Data records
++++++++++

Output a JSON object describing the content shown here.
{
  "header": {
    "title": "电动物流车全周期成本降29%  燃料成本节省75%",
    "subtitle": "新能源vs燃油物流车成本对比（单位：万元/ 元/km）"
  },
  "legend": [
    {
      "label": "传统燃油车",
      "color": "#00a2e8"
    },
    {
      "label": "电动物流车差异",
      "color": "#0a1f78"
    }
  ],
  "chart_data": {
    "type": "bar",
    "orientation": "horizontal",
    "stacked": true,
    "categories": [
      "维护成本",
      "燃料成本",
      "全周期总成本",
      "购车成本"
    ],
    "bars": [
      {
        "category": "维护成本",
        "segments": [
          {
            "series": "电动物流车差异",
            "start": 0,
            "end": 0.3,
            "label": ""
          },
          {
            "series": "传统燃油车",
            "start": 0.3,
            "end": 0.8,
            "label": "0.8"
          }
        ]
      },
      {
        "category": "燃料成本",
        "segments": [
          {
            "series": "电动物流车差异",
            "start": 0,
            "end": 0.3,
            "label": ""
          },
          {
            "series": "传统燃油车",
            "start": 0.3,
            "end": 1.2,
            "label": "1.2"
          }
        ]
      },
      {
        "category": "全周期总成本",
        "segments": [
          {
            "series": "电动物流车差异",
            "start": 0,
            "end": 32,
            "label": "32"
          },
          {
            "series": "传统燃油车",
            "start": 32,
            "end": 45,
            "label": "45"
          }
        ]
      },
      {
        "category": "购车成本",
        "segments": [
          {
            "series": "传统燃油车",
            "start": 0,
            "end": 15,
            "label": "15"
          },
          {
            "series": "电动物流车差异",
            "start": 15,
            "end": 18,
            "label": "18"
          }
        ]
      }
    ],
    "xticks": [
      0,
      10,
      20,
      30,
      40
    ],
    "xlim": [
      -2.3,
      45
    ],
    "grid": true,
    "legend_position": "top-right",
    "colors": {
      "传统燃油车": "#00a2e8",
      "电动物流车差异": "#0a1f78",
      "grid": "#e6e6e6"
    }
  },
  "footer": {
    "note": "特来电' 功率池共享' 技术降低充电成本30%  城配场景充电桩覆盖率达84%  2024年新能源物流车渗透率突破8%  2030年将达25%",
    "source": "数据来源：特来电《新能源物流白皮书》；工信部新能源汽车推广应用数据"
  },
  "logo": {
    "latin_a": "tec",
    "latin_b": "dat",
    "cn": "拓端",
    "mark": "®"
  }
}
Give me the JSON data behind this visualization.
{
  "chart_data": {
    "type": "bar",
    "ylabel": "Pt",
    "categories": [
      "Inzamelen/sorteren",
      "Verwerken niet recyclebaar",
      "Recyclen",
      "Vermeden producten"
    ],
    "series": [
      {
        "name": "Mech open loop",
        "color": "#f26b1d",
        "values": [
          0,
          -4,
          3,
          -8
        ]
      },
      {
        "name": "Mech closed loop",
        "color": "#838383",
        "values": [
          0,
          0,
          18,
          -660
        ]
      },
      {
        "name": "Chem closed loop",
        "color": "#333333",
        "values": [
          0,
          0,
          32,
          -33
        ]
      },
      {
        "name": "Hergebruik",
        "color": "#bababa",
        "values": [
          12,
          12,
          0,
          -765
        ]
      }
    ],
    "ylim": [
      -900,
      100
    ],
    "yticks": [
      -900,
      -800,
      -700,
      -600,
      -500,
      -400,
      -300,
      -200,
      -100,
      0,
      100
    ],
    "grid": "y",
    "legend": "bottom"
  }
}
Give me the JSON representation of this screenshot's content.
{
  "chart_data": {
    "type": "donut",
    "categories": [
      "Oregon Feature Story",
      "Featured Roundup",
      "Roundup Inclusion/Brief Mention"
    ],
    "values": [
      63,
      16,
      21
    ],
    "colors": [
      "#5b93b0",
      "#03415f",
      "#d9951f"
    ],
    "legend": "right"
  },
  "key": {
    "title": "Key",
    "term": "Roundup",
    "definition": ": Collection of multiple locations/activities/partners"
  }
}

++++++++++

TO DO
All lines from the one containing "Give me the JSON representation" through the final line of the listing above are to be reproduced exactly; include both and add nothing.

RESULT FOR THIS EXERCISE
Give me the JSON representation of this screenshot's content.
{
  "chart_data": {
    "type": "donut",
    "categories": [
      "Oregon Feature Story",
      "Featured Roundup",
      "Roundup Inclusion/Brief Mention"
    ],
    "values": [
      63,
      16,
      21
    ],
    "colors": [
      "#5b93b0",
      "#03415f",
      "#d9951f"
    ],
    "legend": "right"
  },
  "key": {
    "title": "Key",
    "term": "Roundup",
    "definition": ": Collection of multiple locations/activities/partners"
  }
}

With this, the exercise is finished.